## Task instructions:
Copy each line that holds "data".

+--

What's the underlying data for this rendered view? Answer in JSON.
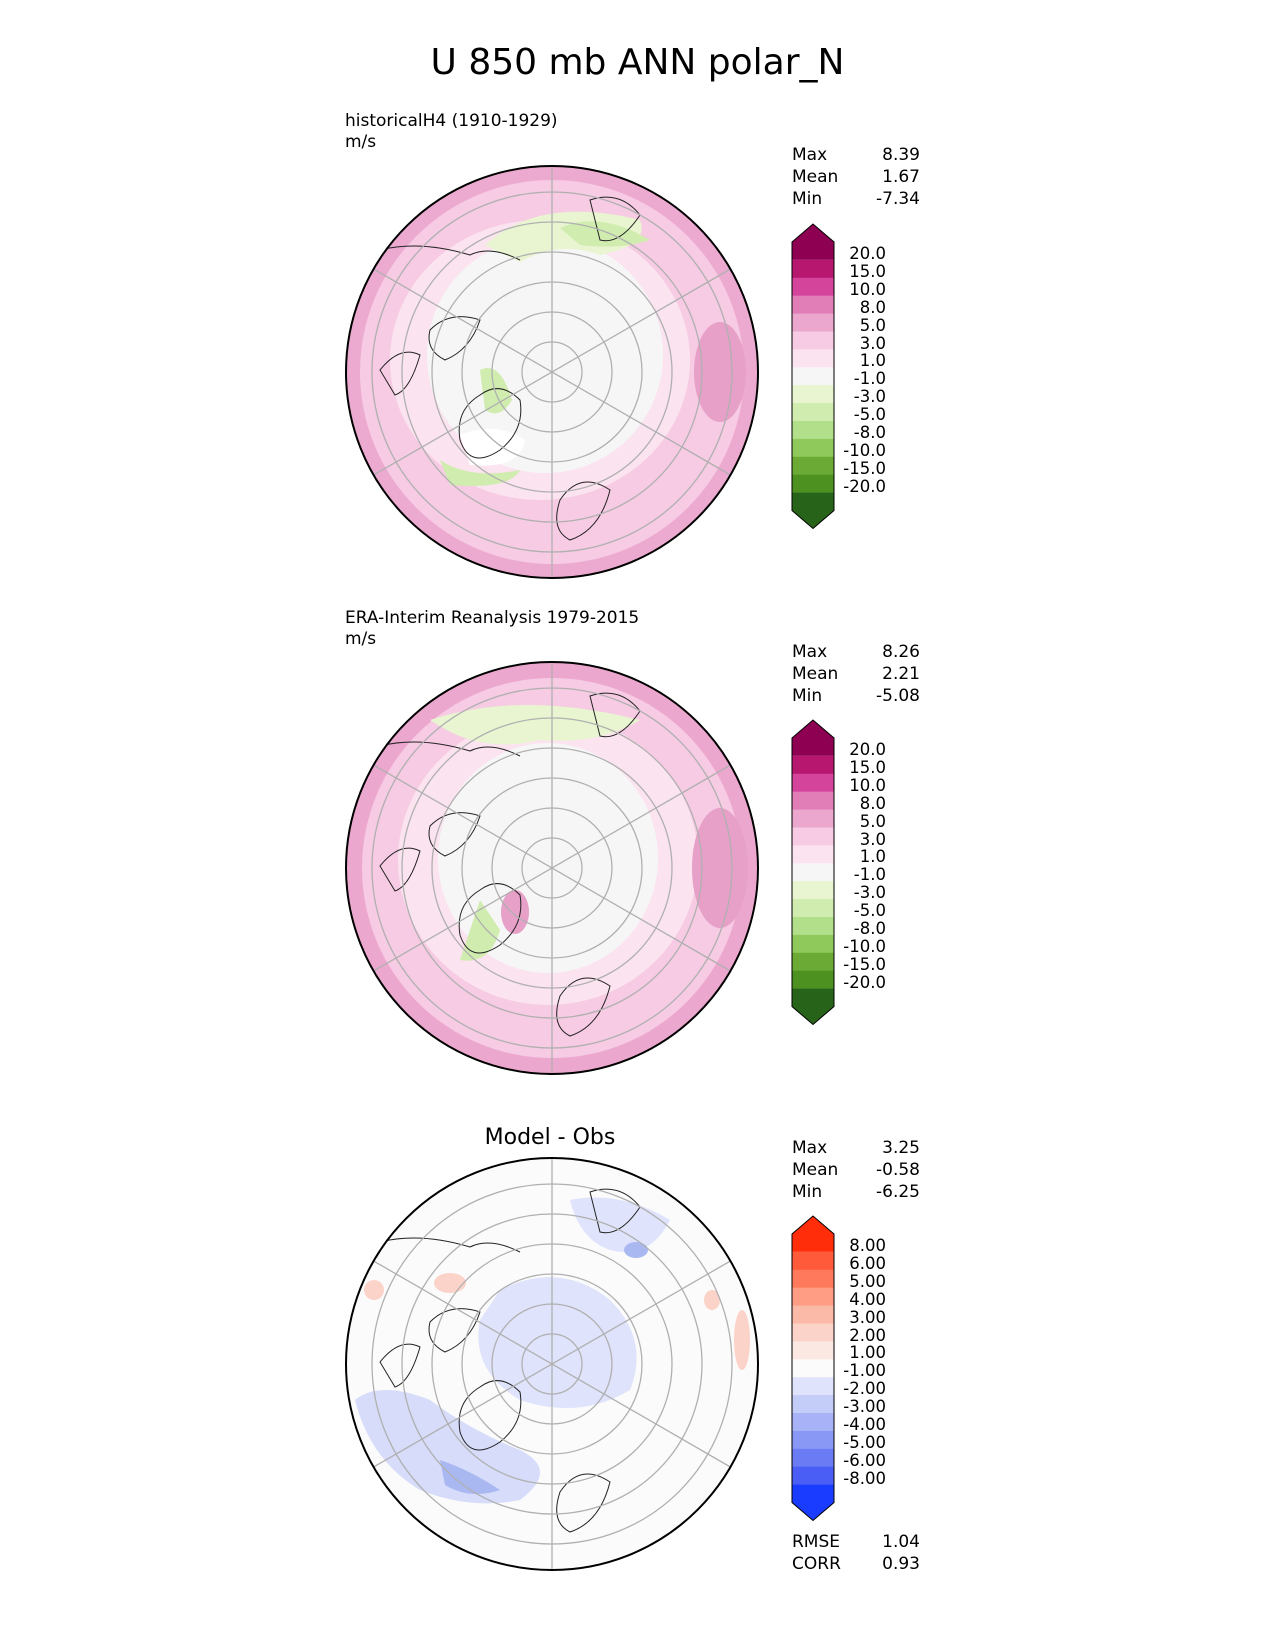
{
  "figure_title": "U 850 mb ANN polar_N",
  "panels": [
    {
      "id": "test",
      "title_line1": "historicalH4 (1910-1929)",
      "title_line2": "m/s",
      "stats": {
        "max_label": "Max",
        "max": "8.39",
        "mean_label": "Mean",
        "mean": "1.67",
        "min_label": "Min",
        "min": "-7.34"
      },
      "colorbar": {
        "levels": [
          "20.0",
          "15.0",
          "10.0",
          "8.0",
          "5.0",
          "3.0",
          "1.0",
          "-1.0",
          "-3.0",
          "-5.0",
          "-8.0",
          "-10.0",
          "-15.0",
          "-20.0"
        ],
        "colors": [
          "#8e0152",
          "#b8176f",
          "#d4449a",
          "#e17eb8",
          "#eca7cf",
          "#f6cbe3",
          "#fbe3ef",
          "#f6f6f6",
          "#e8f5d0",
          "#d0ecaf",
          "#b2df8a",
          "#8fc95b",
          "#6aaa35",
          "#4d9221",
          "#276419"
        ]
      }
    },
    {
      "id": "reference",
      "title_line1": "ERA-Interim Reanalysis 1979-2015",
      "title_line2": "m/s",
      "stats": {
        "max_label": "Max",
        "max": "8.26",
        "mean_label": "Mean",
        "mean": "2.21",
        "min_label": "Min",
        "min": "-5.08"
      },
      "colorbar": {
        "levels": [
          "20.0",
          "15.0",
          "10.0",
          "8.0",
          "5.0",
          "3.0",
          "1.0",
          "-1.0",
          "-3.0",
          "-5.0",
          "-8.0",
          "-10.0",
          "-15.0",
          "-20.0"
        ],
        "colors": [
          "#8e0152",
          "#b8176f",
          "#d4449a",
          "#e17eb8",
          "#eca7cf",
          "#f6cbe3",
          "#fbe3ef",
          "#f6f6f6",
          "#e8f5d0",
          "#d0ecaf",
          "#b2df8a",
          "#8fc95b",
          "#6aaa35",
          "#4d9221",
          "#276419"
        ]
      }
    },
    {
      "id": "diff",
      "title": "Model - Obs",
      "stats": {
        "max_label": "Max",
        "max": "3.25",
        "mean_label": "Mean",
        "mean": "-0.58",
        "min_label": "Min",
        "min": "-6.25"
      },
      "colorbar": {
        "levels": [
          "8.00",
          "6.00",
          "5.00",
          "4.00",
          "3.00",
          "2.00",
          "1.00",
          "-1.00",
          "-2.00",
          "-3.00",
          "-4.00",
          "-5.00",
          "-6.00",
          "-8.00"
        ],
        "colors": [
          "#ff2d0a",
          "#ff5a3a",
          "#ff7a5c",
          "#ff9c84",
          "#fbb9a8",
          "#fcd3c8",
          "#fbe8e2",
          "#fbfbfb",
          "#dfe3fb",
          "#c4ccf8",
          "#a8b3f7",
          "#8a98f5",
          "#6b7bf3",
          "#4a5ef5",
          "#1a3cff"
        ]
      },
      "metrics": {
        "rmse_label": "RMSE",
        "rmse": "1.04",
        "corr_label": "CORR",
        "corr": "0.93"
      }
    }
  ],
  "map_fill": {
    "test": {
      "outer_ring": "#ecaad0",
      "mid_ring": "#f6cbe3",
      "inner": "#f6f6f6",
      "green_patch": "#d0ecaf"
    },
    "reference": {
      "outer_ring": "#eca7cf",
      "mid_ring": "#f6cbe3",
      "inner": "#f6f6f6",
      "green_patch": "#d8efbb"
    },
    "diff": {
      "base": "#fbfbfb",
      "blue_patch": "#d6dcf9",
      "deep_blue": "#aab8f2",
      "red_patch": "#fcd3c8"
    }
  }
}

+--

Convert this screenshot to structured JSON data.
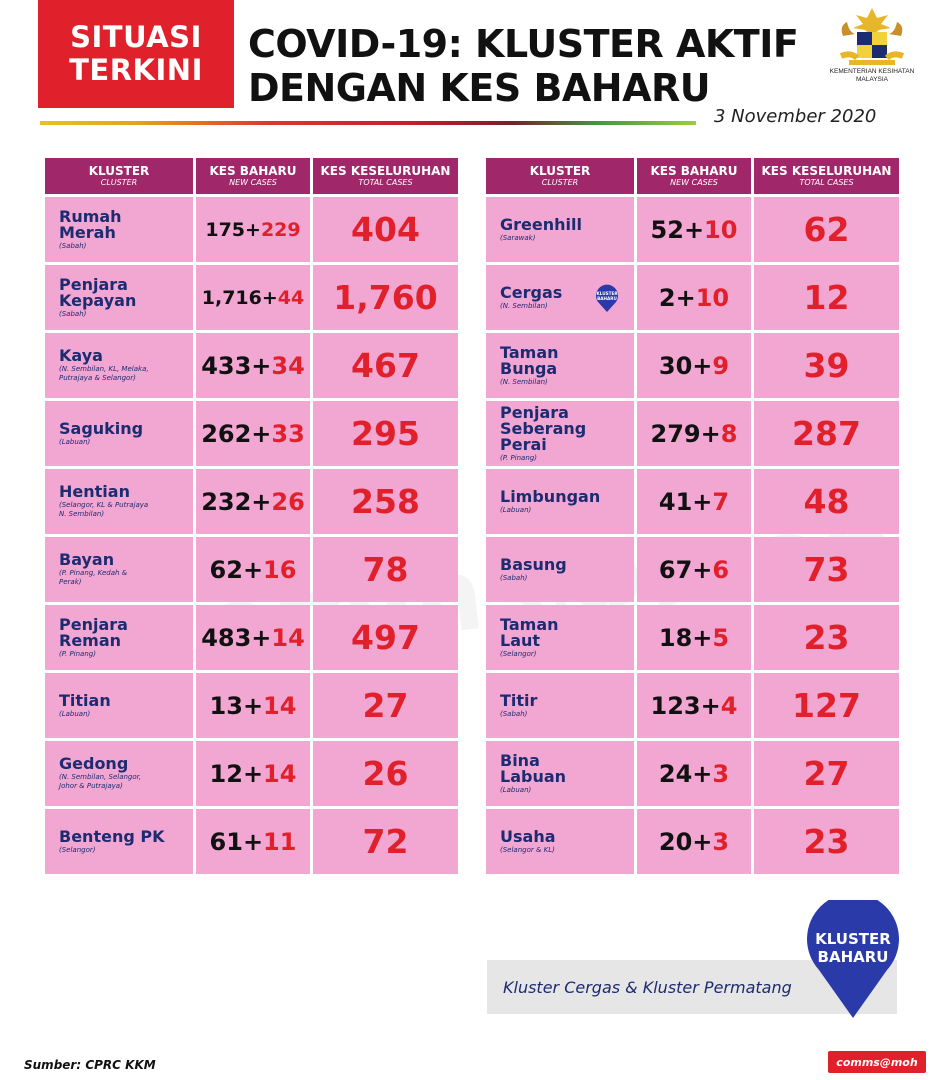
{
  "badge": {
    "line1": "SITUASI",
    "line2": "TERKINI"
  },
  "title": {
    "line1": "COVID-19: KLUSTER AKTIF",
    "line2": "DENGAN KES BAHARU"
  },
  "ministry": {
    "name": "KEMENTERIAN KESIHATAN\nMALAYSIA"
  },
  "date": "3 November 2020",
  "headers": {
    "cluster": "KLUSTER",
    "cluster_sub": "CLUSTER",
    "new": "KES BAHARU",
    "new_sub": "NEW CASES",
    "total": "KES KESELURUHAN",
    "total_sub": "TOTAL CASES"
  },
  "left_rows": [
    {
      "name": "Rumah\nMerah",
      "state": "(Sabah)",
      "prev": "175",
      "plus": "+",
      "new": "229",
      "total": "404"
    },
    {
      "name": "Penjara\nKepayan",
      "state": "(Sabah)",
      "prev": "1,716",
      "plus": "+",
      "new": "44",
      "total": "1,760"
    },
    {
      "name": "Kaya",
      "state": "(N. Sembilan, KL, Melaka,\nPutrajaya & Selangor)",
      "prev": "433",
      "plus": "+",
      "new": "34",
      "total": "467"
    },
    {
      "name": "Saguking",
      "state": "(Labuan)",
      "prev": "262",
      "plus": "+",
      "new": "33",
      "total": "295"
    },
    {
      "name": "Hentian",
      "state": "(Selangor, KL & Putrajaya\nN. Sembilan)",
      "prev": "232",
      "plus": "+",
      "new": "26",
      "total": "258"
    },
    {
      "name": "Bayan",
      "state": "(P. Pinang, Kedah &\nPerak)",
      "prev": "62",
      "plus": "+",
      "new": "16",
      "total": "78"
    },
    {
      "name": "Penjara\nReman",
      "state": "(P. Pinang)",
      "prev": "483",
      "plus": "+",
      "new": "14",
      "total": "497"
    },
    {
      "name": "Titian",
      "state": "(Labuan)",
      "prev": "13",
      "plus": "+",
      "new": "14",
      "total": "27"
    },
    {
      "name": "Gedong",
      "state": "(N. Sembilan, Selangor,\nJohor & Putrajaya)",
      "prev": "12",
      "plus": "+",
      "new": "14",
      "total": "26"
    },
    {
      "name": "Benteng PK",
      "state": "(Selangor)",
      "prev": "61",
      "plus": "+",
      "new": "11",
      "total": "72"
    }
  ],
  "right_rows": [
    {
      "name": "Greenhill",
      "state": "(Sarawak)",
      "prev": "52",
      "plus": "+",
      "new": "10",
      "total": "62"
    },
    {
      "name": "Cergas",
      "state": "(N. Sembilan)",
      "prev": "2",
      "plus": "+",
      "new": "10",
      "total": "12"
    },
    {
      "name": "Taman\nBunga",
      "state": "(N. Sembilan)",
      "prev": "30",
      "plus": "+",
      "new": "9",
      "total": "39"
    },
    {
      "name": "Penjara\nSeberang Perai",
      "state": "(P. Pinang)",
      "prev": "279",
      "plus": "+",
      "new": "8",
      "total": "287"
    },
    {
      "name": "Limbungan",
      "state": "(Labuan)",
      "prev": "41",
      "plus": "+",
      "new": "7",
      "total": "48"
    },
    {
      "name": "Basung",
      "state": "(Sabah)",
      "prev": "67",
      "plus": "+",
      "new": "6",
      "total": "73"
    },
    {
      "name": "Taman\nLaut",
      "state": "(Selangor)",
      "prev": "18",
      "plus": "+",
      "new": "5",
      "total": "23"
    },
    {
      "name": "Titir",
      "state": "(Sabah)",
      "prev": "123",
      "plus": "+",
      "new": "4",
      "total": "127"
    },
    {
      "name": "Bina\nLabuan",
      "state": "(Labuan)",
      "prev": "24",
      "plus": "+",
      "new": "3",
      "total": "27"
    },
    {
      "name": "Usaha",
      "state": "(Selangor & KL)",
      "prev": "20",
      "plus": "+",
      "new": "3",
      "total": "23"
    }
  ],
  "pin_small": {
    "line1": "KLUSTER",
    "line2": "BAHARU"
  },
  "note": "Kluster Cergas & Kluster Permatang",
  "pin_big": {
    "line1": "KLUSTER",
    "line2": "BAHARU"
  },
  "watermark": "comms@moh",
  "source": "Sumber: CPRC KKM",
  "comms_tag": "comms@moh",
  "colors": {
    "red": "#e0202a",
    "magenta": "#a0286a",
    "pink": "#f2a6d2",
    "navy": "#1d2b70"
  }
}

+--

## Solution:
What's the underlying data for this rendered view? Answer in JSON.
Convert this screenshot to structured JSON data.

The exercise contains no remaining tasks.